**Written instruction:**
Pull every line that holds the word "Training" from the entries.
· · ·
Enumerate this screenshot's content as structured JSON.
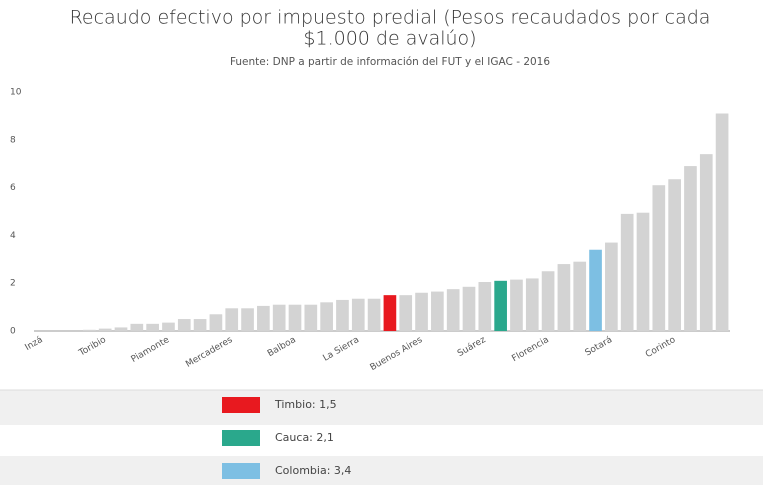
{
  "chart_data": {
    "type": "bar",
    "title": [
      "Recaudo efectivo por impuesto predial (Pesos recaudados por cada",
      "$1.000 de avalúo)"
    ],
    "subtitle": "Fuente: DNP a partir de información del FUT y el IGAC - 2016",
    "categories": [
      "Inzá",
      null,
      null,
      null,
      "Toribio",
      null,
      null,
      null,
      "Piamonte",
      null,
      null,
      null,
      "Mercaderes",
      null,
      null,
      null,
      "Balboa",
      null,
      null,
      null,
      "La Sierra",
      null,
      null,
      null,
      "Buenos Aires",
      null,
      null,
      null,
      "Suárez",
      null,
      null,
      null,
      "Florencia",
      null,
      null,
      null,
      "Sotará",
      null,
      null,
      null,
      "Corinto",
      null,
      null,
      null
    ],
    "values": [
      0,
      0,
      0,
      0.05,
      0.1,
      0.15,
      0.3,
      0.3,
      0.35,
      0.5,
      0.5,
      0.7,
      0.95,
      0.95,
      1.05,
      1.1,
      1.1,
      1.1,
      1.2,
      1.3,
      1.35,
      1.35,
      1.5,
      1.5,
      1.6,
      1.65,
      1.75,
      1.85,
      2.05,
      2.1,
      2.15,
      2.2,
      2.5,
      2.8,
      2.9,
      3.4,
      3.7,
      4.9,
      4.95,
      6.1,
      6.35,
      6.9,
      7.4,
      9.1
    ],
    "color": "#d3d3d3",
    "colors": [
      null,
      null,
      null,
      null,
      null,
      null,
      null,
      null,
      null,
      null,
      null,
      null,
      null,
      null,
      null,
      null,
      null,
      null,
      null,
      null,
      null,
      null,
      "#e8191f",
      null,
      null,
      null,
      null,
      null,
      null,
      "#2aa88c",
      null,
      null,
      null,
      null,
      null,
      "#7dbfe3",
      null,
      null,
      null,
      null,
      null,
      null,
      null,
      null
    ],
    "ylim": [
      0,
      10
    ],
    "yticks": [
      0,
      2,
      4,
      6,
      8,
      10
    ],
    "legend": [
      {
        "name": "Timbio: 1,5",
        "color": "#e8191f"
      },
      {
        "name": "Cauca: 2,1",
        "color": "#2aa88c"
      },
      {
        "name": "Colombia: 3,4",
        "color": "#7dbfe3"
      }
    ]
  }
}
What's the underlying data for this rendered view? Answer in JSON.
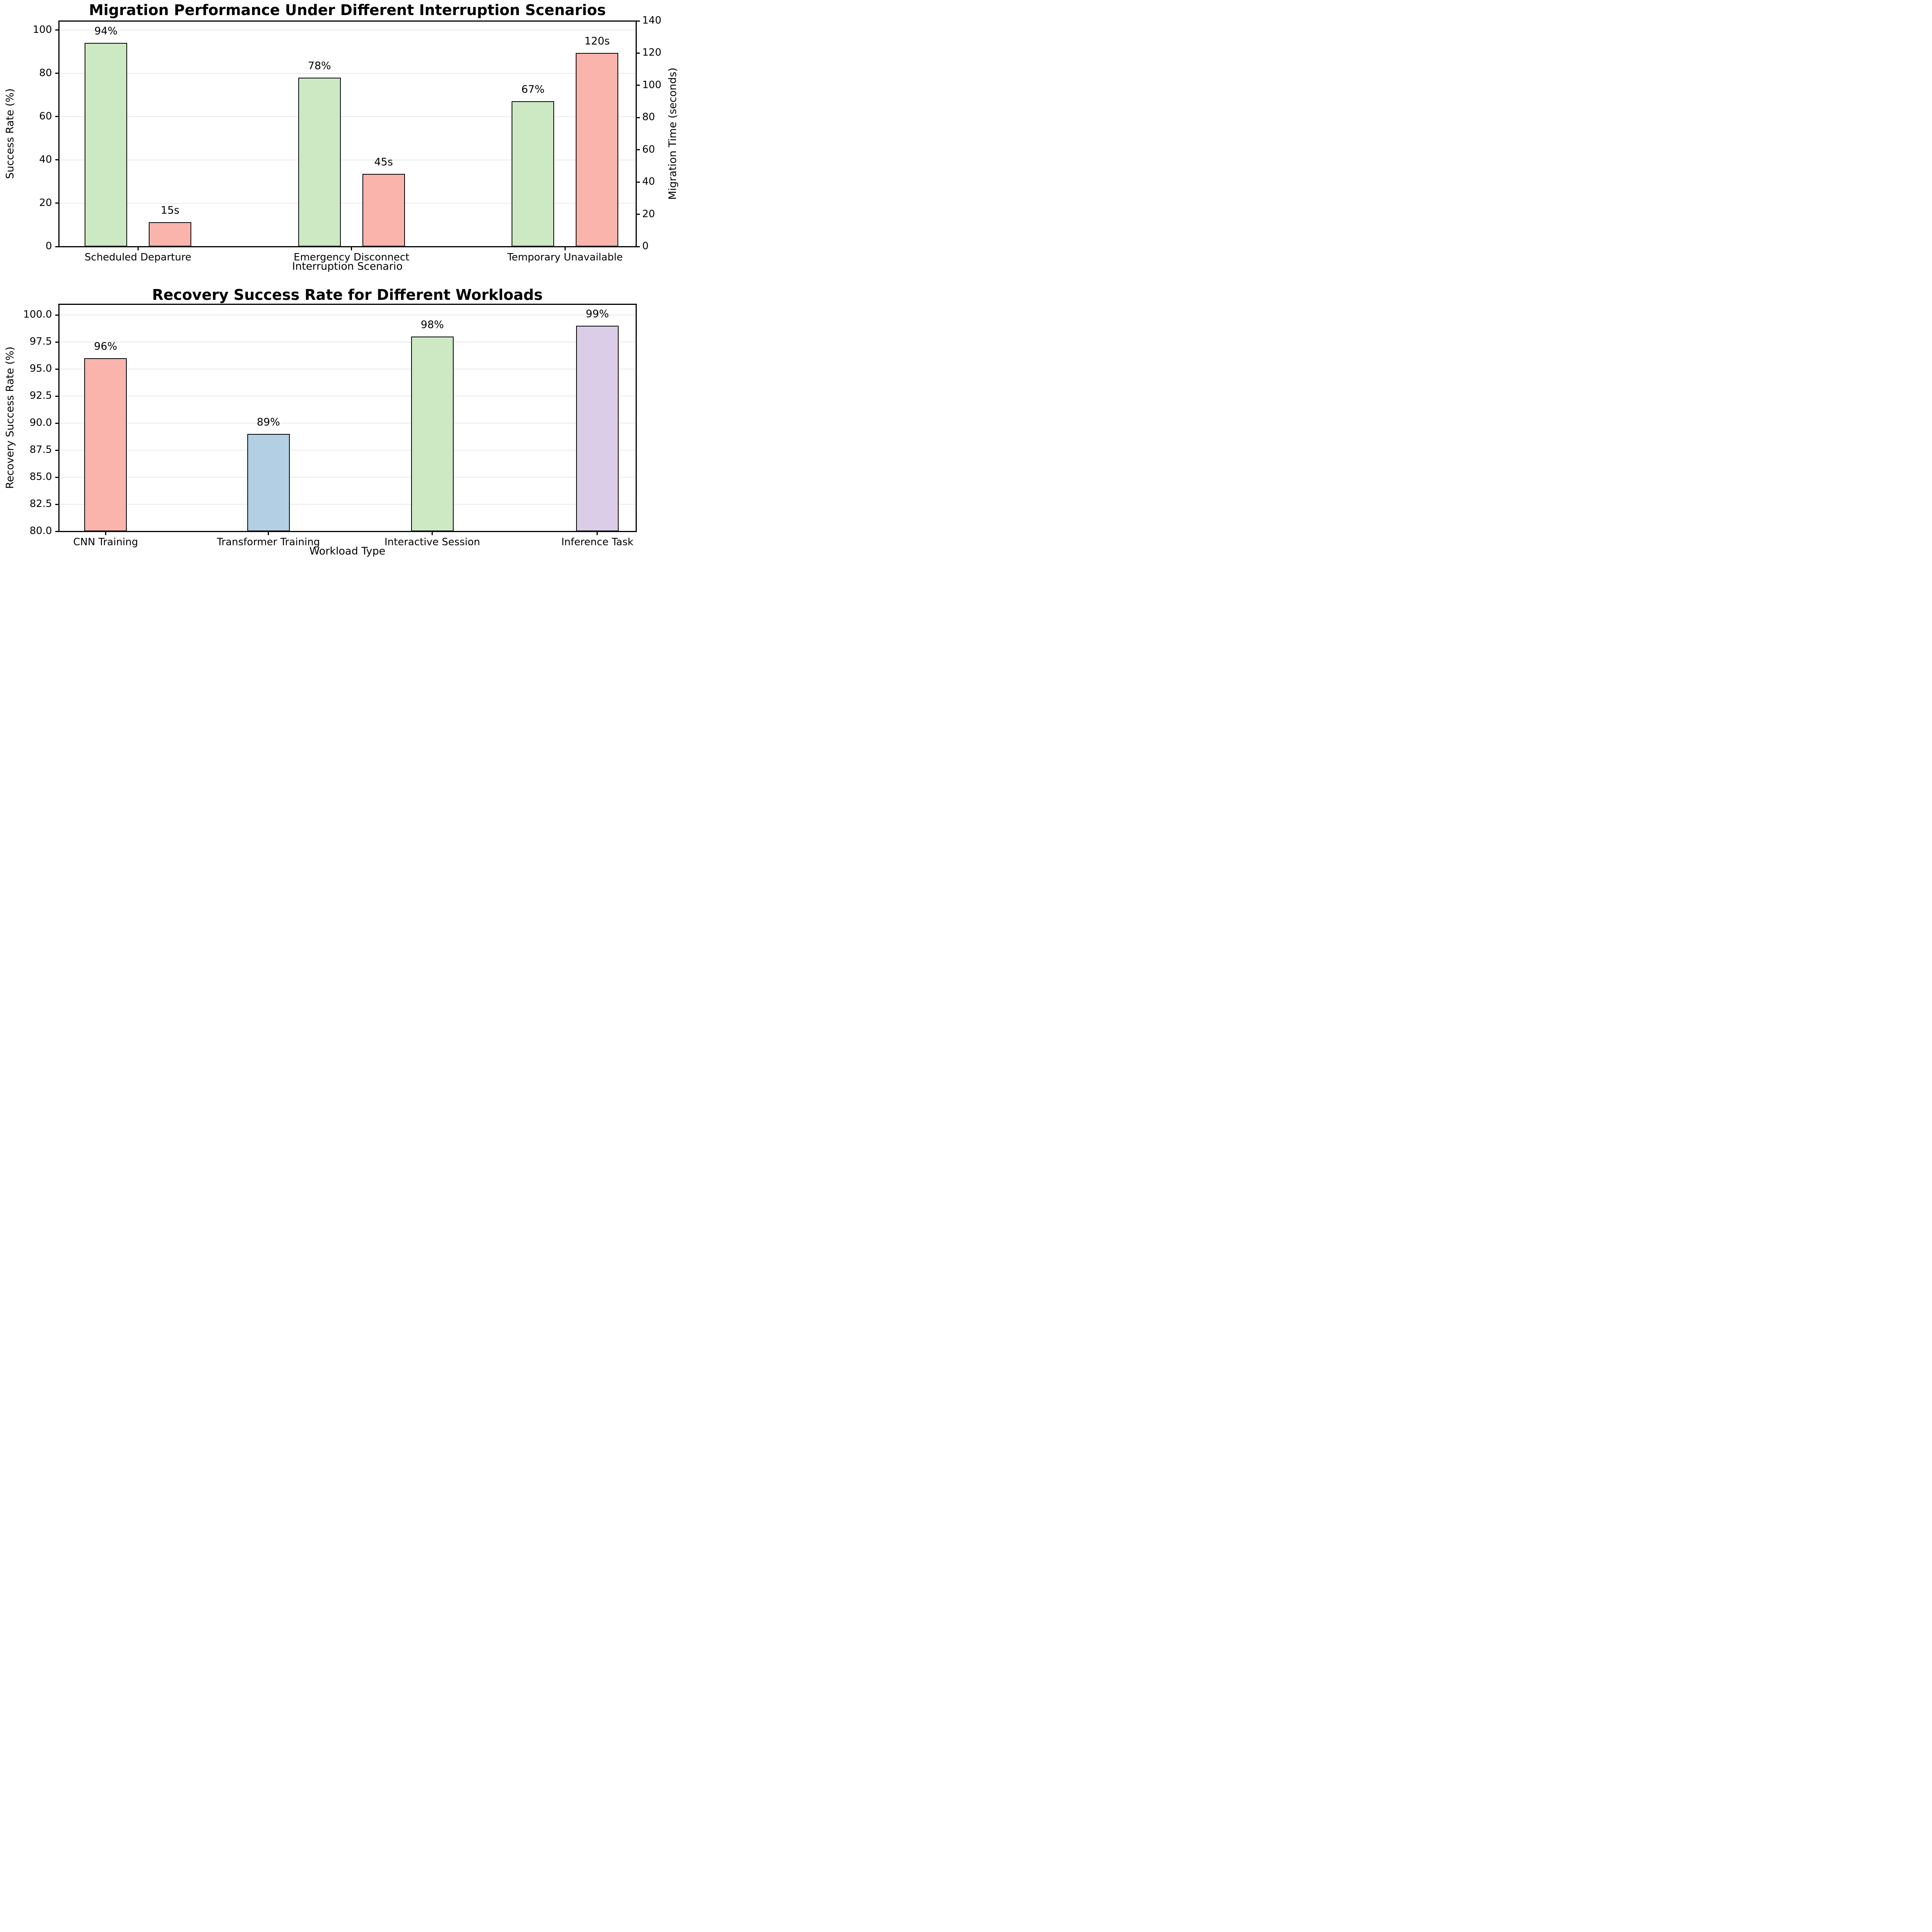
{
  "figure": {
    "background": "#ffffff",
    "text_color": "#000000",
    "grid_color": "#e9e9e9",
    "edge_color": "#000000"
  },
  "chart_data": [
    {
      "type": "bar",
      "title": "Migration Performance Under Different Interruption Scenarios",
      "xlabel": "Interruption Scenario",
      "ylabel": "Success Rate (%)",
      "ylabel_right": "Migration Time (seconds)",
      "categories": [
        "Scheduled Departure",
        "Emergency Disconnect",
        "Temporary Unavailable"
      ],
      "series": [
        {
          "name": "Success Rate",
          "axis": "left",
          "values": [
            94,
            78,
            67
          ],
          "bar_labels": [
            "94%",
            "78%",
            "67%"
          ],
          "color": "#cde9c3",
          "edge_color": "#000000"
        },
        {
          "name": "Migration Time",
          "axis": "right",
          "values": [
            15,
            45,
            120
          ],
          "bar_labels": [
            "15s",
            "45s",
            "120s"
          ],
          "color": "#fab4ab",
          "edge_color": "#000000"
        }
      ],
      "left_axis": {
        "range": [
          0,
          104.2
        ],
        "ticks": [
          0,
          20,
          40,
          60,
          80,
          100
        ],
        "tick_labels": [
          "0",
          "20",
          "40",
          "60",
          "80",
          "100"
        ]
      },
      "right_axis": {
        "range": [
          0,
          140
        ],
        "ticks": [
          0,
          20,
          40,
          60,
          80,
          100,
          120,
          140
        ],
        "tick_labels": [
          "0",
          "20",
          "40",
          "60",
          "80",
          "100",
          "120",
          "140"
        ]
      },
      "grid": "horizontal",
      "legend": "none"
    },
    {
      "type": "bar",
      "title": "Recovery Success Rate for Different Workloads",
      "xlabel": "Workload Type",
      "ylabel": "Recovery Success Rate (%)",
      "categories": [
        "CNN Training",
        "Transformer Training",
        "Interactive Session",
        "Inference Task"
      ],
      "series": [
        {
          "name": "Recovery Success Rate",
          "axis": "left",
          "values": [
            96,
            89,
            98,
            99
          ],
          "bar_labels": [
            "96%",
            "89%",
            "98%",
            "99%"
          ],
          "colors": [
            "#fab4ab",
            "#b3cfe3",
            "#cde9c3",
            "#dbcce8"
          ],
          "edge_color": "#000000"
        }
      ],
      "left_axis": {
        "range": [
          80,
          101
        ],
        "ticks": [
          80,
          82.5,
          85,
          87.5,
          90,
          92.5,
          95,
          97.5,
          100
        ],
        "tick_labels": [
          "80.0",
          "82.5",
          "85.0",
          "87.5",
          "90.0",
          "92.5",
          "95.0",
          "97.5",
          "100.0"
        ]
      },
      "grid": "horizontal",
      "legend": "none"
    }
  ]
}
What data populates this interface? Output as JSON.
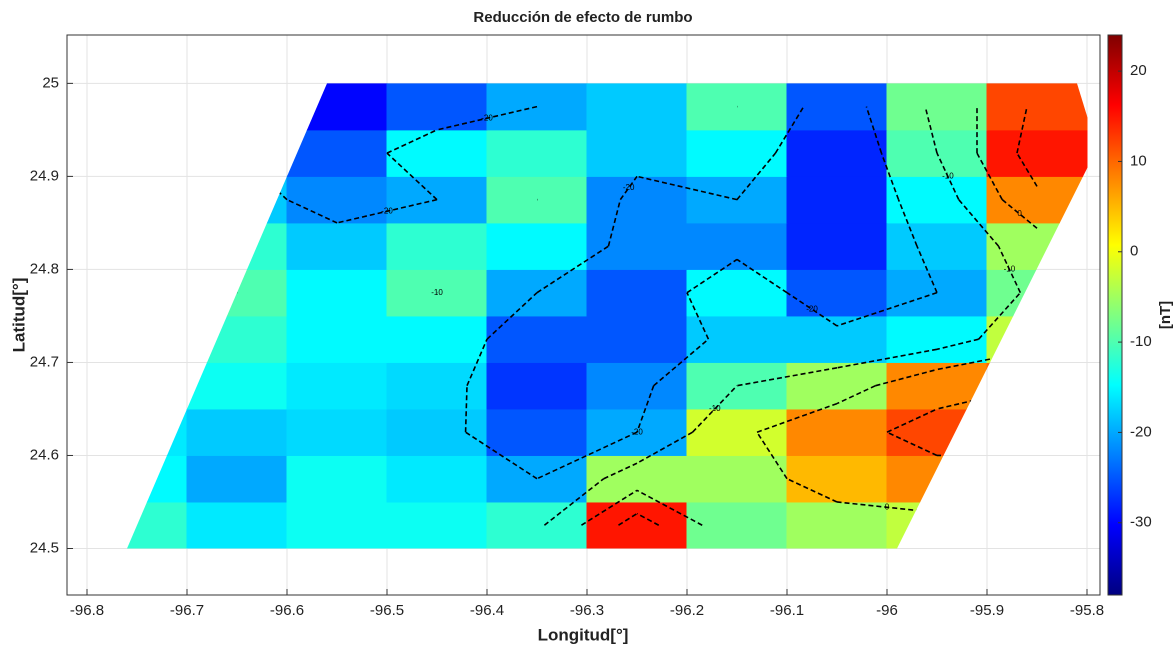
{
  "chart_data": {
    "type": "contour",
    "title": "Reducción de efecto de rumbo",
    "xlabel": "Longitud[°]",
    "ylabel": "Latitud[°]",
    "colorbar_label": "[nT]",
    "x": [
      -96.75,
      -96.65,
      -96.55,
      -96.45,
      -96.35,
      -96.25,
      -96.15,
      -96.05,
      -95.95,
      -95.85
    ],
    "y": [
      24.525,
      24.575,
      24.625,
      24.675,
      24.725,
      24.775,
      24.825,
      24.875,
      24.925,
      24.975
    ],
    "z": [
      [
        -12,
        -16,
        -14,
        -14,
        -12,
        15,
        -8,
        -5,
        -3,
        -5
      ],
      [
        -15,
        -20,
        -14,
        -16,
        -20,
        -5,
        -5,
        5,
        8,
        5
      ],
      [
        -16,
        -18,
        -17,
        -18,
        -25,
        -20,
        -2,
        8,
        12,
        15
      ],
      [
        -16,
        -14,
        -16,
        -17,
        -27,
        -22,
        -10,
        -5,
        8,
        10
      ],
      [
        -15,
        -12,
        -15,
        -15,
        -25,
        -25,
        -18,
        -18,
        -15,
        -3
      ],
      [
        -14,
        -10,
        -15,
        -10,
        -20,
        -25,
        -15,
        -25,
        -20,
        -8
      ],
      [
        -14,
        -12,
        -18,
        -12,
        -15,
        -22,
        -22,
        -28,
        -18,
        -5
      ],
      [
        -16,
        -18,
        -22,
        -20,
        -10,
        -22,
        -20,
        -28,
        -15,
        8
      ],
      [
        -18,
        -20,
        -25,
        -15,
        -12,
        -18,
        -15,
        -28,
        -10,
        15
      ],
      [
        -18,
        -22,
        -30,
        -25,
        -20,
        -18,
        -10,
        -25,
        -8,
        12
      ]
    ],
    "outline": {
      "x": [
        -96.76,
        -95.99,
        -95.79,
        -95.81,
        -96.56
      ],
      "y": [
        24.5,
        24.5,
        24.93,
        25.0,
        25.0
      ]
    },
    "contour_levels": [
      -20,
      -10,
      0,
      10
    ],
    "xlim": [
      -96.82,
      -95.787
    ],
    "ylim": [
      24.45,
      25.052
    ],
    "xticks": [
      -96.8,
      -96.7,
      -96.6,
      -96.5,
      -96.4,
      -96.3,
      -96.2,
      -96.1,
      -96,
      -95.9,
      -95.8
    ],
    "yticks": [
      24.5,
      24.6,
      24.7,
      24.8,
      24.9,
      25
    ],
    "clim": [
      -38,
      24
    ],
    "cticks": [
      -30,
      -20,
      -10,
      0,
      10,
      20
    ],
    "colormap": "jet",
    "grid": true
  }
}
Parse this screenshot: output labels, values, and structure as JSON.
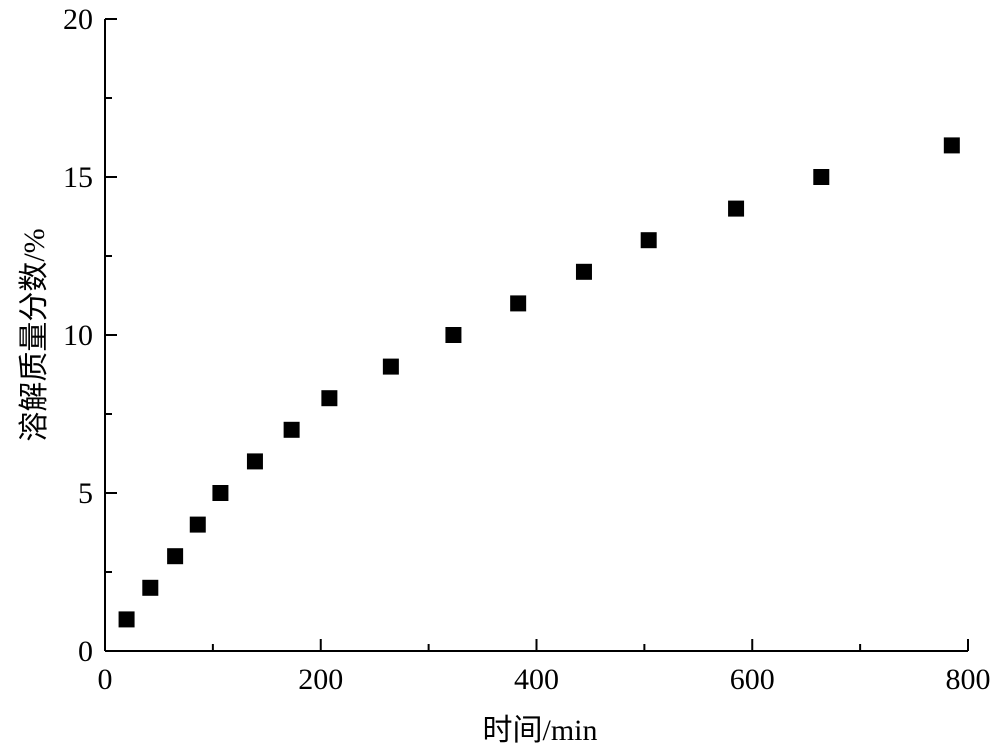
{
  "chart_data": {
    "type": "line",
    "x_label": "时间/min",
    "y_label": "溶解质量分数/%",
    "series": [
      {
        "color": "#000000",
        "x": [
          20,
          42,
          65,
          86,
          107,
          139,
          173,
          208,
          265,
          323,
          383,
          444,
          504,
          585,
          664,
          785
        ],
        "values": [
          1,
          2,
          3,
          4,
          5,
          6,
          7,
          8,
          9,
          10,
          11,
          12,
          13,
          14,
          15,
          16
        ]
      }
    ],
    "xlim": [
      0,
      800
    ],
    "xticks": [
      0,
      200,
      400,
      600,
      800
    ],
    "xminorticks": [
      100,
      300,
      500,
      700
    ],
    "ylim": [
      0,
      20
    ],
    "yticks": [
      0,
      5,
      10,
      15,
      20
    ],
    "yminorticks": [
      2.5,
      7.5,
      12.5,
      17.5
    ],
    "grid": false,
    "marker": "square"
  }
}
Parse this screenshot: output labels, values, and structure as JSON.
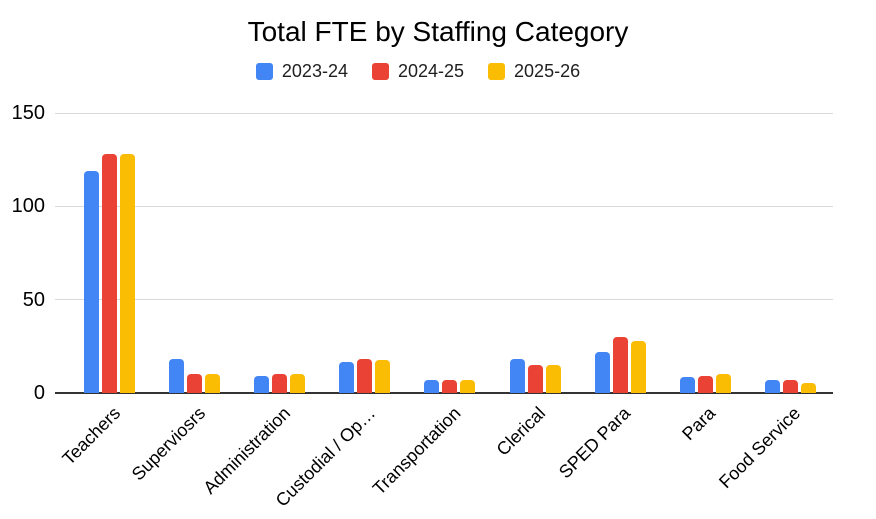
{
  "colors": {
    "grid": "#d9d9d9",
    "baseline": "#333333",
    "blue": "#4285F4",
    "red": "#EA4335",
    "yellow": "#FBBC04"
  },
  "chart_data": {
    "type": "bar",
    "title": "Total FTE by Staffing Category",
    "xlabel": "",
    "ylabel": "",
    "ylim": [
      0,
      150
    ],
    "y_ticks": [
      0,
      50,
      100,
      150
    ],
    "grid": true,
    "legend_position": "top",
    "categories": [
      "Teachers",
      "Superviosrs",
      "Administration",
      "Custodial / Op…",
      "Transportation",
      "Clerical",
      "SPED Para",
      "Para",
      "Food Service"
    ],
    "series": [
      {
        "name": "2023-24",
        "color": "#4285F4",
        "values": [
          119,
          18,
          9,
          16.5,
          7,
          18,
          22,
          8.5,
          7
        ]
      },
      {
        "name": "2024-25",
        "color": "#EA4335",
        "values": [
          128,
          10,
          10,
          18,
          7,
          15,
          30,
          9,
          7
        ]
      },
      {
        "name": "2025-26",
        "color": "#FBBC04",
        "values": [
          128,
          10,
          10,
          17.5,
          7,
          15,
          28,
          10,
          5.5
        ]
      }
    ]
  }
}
· · ·
**Task output:**
        "CNN Training",
        "Transformer Training",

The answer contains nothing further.